Turn the lines below into a Markdown table with the columns "Row" and "Line," numbering each row and omitting any blank lines.
---------- DATA LISTING
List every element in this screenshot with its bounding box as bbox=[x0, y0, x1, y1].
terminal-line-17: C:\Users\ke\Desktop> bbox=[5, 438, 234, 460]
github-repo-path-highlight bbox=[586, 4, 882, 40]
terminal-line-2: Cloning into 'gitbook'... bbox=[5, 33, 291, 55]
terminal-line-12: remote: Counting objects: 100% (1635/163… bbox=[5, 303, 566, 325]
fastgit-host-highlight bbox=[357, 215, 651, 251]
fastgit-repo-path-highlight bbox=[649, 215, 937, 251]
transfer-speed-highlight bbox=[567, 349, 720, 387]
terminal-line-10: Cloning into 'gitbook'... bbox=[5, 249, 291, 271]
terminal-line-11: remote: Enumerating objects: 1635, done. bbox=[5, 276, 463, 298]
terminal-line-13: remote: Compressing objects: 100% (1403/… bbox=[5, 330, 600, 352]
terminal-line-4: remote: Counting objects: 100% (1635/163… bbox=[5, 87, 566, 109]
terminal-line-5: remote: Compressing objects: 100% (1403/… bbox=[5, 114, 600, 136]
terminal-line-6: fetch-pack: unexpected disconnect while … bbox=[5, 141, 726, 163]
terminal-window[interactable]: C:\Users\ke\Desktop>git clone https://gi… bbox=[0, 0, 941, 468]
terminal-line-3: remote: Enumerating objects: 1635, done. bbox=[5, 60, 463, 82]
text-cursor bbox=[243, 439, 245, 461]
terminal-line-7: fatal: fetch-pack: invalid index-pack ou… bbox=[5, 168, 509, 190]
--------------------
**COMPLETE RESPONSE**:
| Row | Line |
|---|---|
| 1 | List every element in this screenshot with its bounding box as bbox=[x0, y0, x1, y1]. |
| 2 | terminal-line-17: C:\Users\ke\Desktop> bbox=[5, 438, 234, 460] |
| 3 | github-repo-path-highlight bbox=[586, 4, 882, 40] |
| 4 | terminal-line-2: Cloning into 'gitbook'... bbox=[5, 33, 291, 55] |
| 5 | terminal-line-12: remote: Counting objects: 100% (1635/163… bbox=[5, 303, 566, 325] |
| 6 | fastgit-host-highlight bbox=[357, 215, 651, 251] |
| 7 | fastgit-repo-path-highlight bbox=[649, 215, 937, 251] |
| 8 | transfer-speed-highlight bbox=[567, 349, 720, 387] |
| 9 | terminal-line-10: Cloning into 'gitbook'... bbox=[5, 249, 291, 271] |
| 10 | terminal-line-11: remote: Enumerating objects: 1635, done. bbox=[5, 276, 463, 298] |
| 11 | terminal-line-13: remote: Compressing objects: 100% (1403/… bbox=[5, 330, 600, 352] |
| 12 | terminal-line-4: remote: Counting objects: 100% (1635/163… bbox=[5, 87, 566, 109] |
| 13 | terminal-line-5: remote: Compressing objects: 100% (1403/… bbox=[5, 114, 600, 136] |
| 14 | terminal-line-6: fetch-pack: unexpected disconnect while … bbox=[5, 141, 726, 163] |
| 15 | terminal-window[interactable]: C:\Users\ke\Desktop>git clone https://gi… bbox=[0, 0, 941, 468] |
| 16 | terminal-line-3: remote: Enumerating objects: 1635, done. bbox=[5, 60, 463, 82] |
| 17 | text-cursor bbox=[243, 439, 245, 461] |
| 18 | terminal-line-7: fatal: fetch-pack: invalid index-pack ou… bbox=[5, 168, 509, 190] |